(Source records)

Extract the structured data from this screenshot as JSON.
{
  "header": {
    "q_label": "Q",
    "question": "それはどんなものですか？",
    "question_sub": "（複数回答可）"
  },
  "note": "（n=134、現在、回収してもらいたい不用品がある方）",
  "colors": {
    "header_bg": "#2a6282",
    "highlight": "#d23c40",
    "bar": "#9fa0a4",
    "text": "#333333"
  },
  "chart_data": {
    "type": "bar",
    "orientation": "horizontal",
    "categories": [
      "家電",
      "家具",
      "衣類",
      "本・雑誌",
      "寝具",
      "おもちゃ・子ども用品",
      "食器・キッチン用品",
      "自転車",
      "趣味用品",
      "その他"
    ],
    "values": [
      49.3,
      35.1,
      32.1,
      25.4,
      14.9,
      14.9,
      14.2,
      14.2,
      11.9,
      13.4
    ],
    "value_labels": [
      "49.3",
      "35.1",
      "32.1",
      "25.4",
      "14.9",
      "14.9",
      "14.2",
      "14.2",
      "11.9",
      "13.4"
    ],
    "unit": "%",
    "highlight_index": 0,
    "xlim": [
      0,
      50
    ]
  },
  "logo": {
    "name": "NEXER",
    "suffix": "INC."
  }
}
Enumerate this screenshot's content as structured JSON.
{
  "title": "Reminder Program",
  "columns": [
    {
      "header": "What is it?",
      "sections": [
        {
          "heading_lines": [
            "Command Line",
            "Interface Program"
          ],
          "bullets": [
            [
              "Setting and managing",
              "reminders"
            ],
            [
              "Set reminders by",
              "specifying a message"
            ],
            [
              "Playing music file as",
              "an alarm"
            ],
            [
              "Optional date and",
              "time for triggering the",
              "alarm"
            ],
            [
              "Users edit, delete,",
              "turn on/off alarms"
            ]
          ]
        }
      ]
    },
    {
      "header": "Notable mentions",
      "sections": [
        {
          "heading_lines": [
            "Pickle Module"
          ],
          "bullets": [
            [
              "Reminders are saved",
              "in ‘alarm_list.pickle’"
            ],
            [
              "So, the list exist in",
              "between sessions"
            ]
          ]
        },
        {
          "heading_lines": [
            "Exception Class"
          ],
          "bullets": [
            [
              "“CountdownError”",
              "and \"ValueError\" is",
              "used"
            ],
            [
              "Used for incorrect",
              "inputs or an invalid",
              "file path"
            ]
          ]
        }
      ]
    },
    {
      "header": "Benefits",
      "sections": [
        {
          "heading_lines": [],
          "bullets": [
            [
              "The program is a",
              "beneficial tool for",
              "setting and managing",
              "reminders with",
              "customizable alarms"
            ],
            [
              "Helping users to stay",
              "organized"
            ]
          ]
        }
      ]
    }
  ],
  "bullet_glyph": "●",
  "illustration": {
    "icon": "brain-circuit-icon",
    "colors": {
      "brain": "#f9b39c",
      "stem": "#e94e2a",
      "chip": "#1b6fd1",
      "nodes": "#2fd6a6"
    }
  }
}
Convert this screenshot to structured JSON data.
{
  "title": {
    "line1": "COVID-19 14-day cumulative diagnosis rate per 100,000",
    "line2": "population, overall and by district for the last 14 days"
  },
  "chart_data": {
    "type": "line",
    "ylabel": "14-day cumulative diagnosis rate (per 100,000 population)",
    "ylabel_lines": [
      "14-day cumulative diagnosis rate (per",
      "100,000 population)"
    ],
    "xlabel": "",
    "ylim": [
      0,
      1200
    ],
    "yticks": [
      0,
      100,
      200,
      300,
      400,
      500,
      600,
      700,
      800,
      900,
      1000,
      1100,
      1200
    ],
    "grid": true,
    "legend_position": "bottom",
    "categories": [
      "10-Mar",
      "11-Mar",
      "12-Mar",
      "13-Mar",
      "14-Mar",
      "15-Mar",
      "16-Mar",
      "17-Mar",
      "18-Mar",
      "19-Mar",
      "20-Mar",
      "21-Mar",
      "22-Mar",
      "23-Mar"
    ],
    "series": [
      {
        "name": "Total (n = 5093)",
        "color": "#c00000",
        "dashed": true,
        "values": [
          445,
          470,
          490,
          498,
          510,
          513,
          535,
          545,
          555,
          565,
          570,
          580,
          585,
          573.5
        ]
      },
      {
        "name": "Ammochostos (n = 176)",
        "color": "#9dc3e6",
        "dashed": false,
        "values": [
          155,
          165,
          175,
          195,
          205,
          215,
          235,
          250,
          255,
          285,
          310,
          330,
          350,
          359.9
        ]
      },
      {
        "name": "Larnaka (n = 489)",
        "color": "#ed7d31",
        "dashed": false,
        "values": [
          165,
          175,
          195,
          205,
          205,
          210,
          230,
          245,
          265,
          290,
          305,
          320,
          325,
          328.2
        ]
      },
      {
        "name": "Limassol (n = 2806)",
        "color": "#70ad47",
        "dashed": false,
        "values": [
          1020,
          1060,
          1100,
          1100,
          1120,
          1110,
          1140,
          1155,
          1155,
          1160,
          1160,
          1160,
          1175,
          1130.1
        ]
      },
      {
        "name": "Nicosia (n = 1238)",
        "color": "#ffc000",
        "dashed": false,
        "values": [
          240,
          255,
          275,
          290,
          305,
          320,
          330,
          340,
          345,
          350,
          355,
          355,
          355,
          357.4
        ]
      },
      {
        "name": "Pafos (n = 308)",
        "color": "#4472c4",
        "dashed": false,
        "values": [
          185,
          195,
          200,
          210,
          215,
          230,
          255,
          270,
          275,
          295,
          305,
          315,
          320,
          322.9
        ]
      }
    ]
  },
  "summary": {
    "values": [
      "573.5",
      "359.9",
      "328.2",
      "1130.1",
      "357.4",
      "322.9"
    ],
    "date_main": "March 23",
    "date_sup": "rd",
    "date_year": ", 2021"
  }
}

#### [OBJECTIVE]
Which lines contain "managing"? Copy each of them.

#### [SOLVED EXERCISE]
              "Setting and managing",
              "setting and managing",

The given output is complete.